--- Available records ---
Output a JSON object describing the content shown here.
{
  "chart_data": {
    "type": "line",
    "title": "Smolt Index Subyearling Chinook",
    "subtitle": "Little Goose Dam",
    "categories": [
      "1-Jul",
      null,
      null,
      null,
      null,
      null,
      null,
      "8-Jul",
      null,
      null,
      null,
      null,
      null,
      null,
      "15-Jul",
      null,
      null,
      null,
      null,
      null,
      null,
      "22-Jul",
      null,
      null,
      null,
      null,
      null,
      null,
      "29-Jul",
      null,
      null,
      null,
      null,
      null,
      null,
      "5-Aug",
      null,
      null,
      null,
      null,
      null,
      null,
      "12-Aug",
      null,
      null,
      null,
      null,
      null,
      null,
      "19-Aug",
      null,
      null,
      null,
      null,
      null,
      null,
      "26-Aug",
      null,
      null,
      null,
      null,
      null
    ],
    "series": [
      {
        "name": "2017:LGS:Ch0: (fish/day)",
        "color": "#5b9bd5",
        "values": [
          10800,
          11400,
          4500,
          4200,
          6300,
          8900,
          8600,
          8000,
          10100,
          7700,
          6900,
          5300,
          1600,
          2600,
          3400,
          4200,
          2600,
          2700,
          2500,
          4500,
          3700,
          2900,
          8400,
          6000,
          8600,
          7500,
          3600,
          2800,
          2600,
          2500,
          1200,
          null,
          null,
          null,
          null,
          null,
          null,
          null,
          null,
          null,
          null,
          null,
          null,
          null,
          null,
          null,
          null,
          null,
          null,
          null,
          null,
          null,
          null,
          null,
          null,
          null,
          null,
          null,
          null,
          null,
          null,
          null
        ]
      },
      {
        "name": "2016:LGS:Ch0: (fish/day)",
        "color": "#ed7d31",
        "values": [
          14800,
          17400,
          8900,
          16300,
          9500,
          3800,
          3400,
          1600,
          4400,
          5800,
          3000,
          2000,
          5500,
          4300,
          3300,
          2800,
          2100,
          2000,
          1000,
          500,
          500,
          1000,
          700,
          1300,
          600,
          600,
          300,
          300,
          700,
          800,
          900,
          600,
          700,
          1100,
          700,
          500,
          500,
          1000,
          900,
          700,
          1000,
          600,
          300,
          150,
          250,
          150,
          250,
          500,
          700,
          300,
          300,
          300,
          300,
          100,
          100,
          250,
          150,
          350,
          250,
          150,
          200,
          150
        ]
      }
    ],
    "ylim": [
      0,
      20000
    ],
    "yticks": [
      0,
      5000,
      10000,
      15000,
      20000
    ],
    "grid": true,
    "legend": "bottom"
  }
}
---
• [Exercise details]
Write out the full set of records exactly as given.

• [The reply]
Output a JSON object describing the content shown here.
{
  "chart_data": {
    "type": "line",
    "title": "Smolt Index Subyearling Chinook",
    "subtitle": "Little Goose Dam",
    "categories": [
      "1-Jul",
      null,
      null,
      null,
      null,
      null,
      null,
      "8-Jul",
      null,
      null,
      null,
      null,
      null,
      null,
      "15-Jul",
      null,
      null,
      null,
      null,
      null,
      null,
      "22-Jul",
      null,
      null,
      null,
      null,
      null,
      null,
      "29-Jul",
      null,
      null,
      null,
      null,
      null,
      null,
      "5-Aug",
      null,
      null,
      null,
      null,
      null,
      null,
      "12-Aug",
      null,
      null,
      null,
      null,
      null,
      null,
      "19-Aug",
      null,
      null,
      null,
      null,
      null,
      null,
      "26-Aug",
      null,
      null,
      null,
      null,
      null
    ],
    "series": [
      {
        "name": "2017:LGS:Ch0: (fish/day)",
        "color": "#5b9bd5",
        "values": [
          10800,
          11400,
          4500,
          4200,
          6300,
          8900,
          8600,
          8000,
          10100,
          7700,
          6900,
          5300,
          1600,
          2600,
          3400,
          4200,
          2600,
          2700,
          2500,
          4500,
          3700,
          2900,
          8400,
          6000,
          8600,
          7500,
          3600,
          2800,
          2600,
          2500,
          1200,
          null,
          null,
          null,
          null,
          null,
          null,
          null,
          null,
          null,
          null,
          null,
          null,
          null,
          null,
          null,
          null,
          null,
          null,
          null,
          null,
          null,
          null,
          null,
          null,
          null,
          null,
          null,
          null,
          null,
          null,
          null
        ]
      },
      {
        "name": "2016:LGS:Ch0: (fish/day)",
        "color": "#ed7d31",
        "values": [
          14800,
          17400,
          8900,
          16300,
          9500,
          3800,
          3400,
          1600,
          4400,
          5800,
          3000,
          2000,
          5500,
          4300,
          3300,
          2800,
          2100,
          2000,
          1000,
          500,
          500,
          1000,
          700,
          1300,
          600,
          600,
          300,
          300,
          700,
          800,
          900,
          600,
          700,
          1100,
          700,
          500,
          500,
          1000,
          900,
          700,
          1000,
          600,
          300,
          150,
          250,
          150,
          250,
          500,
          700,
          300,
          300,
          300,
          300,
          100,
          100,
          250,
          150,
          350,
          250,
          150,
          200,
          150
        ]
      }
    ],
    "ylim": [
      0,
      20000
    ],
    "yticks": [
      0,
      5000,
      10000,
      15000,
      20000
    ],
    "grid": true,
    "legend": "bottom"
  }
}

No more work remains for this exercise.